TO DO ▸
Word for word, repeat the entries, minus the pictures.

[Dataset excerpts]
Start

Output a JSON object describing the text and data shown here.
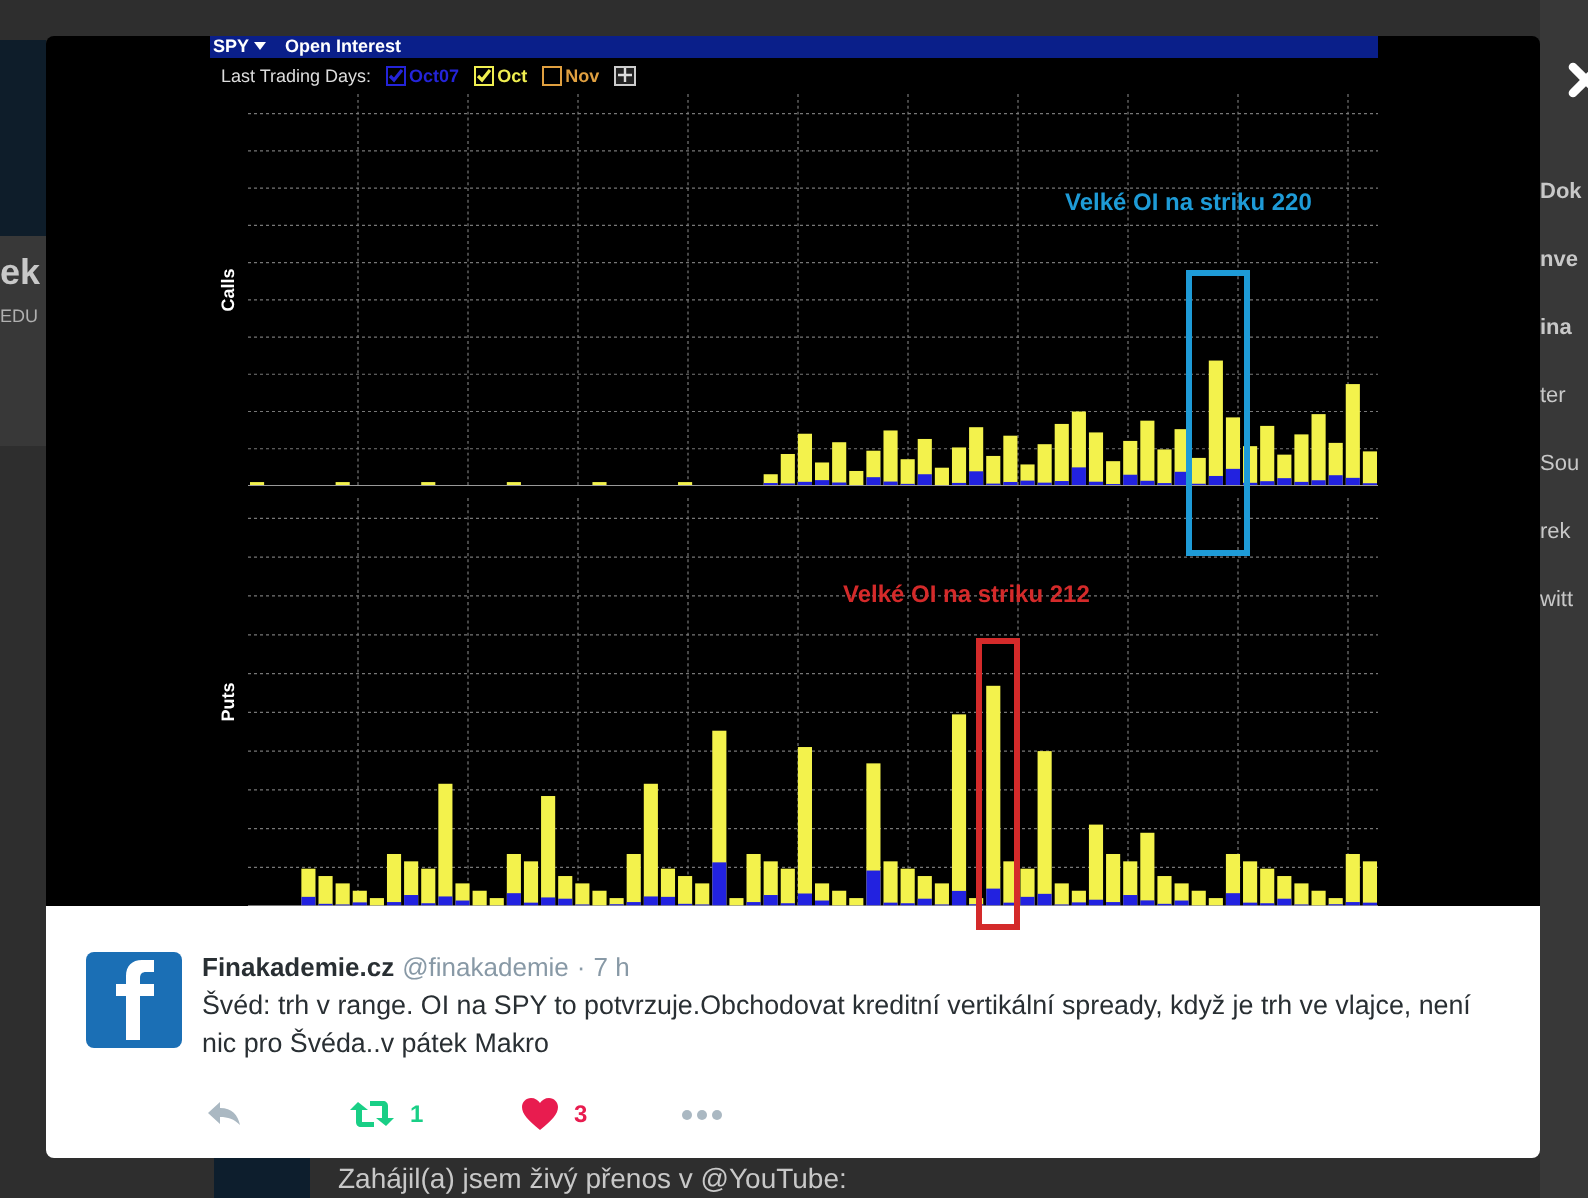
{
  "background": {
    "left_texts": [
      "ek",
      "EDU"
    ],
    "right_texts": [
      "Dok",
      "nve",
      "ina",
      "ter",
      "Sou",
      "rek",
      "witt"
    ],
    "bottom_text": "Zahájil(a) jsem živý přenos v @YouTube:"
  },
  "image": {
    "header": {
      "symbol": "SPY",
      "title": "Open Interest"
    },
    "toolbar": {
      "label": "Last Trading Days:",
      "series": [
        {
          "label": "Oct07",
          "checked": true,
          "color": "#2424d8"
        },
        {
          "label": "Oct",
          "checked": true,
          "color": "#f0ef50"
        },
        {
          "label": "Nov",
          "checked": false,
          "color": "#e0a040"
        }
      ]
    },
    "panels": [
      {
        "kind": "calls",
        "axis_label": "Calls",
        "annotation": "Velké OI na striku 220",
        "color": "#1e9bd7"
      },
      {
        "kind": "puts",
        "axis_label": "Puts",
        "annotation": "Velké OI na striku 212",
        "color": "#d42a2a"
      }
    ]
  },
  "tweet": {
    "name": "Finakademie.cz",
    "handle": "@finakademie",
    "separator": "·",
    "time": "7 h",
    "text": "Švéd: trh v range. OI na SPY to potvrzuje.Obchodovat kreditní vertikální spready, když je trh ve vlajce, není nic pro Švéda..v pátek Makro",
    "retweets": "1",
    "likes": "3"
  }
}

End

TASK OUTPUT ▸
Output a JSON object describing the text and data shown here.
{
  "background": {
    "left_texts": [
      "ek",
      "EDU"
    ],
    "right_texts": [
      "Dok",
      "nve",
      "ina",
      "ter",
      "Sou",
      "rek",
      "witt"
    ],
    "bottom_text": "Zahájil(a) jsem živý přenos v @YouTube:"
  },
  "image": {
    "header": {
      "symbol": "SPY",
      "title": "Open Interest"
    },
    "toolbar": {
      "label": "Last Trading Days:",
      "series": [
        {
          "label": "Oct07",
          "checked": true,
          "color": "#2424d8"
        },
        {
          "label": "Oct",
          "checked": true,
          "color": "#f0ef50"
        },
        {
          "label": "Nov",
          "checked": false,
          "color": "#e0a040"
        }
      ]
    },
    "panels": [
      {
        "kind": "calls",
        "axis_label": "Calls",
        "annotation": "Velké OI na striku 220",
        "color": "#1e9bd7"
      },
      {
        "kind": "puts",
        "axis_label": "Puts",
        "annotation": "Velké OI na striku 212",
        "color": "#d42a2a"
      }
    ]
  },
  "tweet": {
    "name": "Finakademie.cz",
    "handle": "@finakademie",
    "separator": "·",
    "time": "7 h",
    "text": "Švéd: trh v range. OI na SPY to potvrzuje.Obchodovat kreditní vertikální spready, když je trh ve vlajce, není nic pro Švéda..v pátek Makro",
    "retweets": "1",
    "likes": "3"
  }
}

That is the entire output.